**Set problem**
Print all records exactly, leaving nothing out.
━━━━━━
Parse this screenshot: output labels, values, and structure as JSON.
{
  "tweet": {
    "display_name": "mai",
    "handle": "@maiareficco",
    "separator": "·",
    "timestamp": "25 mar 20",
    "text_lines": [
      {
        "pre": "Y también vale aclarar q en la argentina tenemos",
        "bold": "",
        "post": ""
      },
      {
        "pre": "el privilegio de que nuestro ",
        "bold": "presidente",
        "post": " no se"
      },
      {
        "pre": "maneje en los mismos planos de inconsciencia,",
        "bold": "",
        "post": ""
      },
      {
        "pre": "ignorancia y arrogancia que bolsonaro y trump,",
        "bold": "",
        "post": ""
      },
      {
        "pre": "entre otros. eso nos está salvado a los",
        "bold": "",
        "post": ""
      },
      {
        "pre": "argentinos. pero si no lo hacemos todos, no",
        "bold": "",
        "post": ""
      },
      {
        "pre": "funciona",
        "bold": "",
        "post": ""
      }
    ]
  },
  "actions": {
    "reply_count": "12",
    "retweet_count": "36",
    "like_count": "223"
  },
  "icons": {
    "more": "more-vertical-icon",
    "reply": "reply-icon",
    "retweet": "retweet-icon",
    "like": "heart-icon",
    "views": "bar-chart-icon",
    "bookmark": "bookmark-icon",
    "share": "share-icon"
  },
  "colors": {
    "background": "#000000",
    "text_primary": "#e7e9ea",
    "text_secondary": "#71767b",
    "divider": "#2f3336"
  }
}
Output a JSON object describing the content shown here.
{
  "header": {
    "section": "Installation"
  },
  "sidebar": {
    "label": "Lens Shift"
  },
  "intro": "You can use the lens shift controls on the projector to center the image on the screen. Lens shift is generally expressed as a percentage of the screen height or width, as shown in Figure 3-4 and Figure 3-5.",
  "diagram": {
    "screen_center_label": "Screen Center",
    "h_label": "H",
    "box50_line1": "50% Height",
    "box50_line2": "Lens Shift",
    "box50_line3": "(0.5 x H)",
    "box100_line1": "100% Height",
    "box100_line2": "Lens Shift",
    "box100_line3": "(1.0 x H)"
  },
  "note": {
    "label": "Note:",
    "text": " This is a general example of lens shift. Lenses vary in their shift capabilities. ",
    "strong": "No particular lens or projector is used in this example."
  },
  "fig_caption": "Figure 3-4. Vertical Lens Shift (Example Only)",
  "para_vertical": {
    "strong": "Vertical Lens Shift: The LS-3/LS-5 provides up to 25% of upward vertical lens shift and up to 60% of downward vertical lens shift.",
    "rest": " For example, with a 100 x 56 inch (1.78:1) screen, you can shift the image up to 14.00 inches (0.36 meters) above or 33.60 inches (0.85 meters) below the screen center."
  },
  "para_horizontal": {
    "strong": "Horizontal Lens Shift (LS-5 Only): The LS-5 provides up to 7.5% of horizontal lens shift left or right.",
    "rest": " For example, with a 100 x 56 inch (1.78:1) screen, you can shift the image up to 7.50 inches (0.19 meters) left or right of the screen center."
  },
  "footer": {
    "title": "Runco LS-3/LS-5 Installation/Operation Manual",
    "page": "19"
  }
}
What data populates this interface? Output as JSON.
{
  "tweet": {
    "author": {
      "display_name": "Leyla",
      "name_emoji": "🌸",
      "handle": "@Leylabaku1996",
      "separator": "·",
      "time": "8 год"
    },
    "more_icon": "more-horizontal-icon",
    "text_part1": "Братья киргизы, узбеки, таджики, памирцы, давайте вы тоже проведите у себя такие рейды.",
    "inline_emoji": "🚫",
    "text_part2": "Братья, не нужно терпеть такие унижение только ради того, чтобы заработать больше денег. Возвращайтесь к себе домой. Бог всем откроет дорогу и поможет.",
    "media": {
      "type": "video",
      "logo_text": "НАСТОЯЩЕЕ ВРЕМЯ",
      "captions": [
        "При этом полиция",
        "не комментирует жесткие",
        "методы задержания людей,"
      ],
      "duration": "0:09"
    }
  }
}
━━━━━━
**Reply**
Parse this screenshot: output labels, values, and structure as JSON.
{
  "tweet": {
    "display_name": "mai",
    "handle": "@maiareficco",
    "separator": "·",
    "timestamp": "25 mar 20",
    "text_lines": [
      {
        "pre": "Y también vale aclarar q en la argentina tenemos",
        "bold": "",
        "post": ""
      },
      {
        "pre": "el privilegio de que nuestro ",
        "bold": "presidente",
        "post": " no se"
      },
      {
        "pre": "maneje en los mismos planos de inconsciencia,",
        "bold": "",
        "post": ""
      },
      {
        "pre": "ignorancia y arrogancia que bolsonaro y trump,",
        "bold": "",
        "post": ""
      },
      {
        "pre": "entre otros. eso nos está salvado a los",
        "bold": "",
        "post": ""
      },
      {
        "pre": "argentinos. pero si no lo hacemos todos, no",
        "bold": "",
        "post": ""
      },
      {
        "pre": "funciona",
        "bold": "",
        "post": ""
      }
    ]
  },
  "actions": {
    "reply_count": "12",
    "retweet_count": "36",
    "like_count": "223"
  },
  "icons": {
    "more": "more-vertical-icon",
    "reply": "reply-icon",
    "retweet": "retweet-icon",
    "like": "heart-icon",
    "views": "bar-chart-icon",
    "bookmark": "bookmark-icon",
    "share": "share-icon"
  },
  "colors": {
    "background": "#000000",
    "text_primary": "#e7e9ea",
    "text_secondary": "#71767b",
    "divider": "#2f3336"
  }
}
Output a JSON object describing the content shown here.
{
  "header": {
    "section": "Installation"
  },
  "sidebar": {
    "label": "Lens Shift"
  },
  "intro": "You can use the lens shift controls on the projector to center the image on the screen. Lens shift is generally expressed as a percentage of the screen height or width, as shown in Figure 3-4 and Figure 3-5.",
  "diagram": {
    "screen_center_label": "Screen Center",
    "h_label": "H",
    "box50_line1": "50% Height",
    "box50_line2": "Lens Shift",
    "box50_line3": "(0.5 x H)",
    "box100_line1": "100% Height",
    "box100_line2": "Lens Shift",
    "box100_line3": "(1.0 x H)"
  },
  "note": {
    "label": "Note:",
    "text": " This is a general example of lens shift. Lenses vary in their shift capabilities. ",
    "strong": "No particular lens or projector is used in this example."
  },
  "fig_caption": "Figure 3-4. Vertical Lens Shift (Example Only)",
  "para_vertical": {
    "strong": "Vertical Lens Shift: The LS-3/LS-5 provides up to 25% of upward vertical lens shift and up to 60% of downward vertical lens shift.",
    "rest": " For example, with a 100 x 56 inch (1.78:1) screen, you can shift the image up to 14.00 inches (0.36 meters) above or 33.60 inches (0.85 meters) below the screen center."
  },
  "para_horizontal": {
    "strong": "Horizontal Lens Shift (LS-5 Only): The LS-5 provides up to 7.5% of horizontal lens shift left or right.",
    "rest": " For example, with a 100 x 56 inch (1.78:1) screen, you can shift the image up to 7.50 inches (0.19 meters) left or right of the screen center."
  },
  "footer": {
    "title": "Runco LS-3/LS-5 Installation/Operation Manual",
    "page": "19"
  }
}
What data populates this interface? Output as JSON.
{
  "tweet": {
    "author": {
      "display_name": "Leyla",
      "name_emoji": "🌸",
      "handle": "@Leylabaku1996",
      "separator": "·",
      "time": "8 год"
    },
    "more_icon": "more-horizontal-icon",
    "text_part1": "Братья киргизы, узбеки, таджики, памирцы, давайте вы тоже проведите у себя такие рейды.",
    "inline_emoji": "🚫",
    "text_part2": "Братья, не нужно терпеть такие унижение только ради того, чтобы заработать больше денег. Возвращайтесь к себе домой. Бог всем откроет дорогу и поможет.",
    "media": {
      "type": "video",
      "logo_text": "НАСТОЯЩЕЕ ВРЕМЯ",
      "captions": [
        "При этом полиция",
        "не комментирует жесткие",
        "методы задержания людей,"
      ],
      "duration": "0:09"
    }
  }
}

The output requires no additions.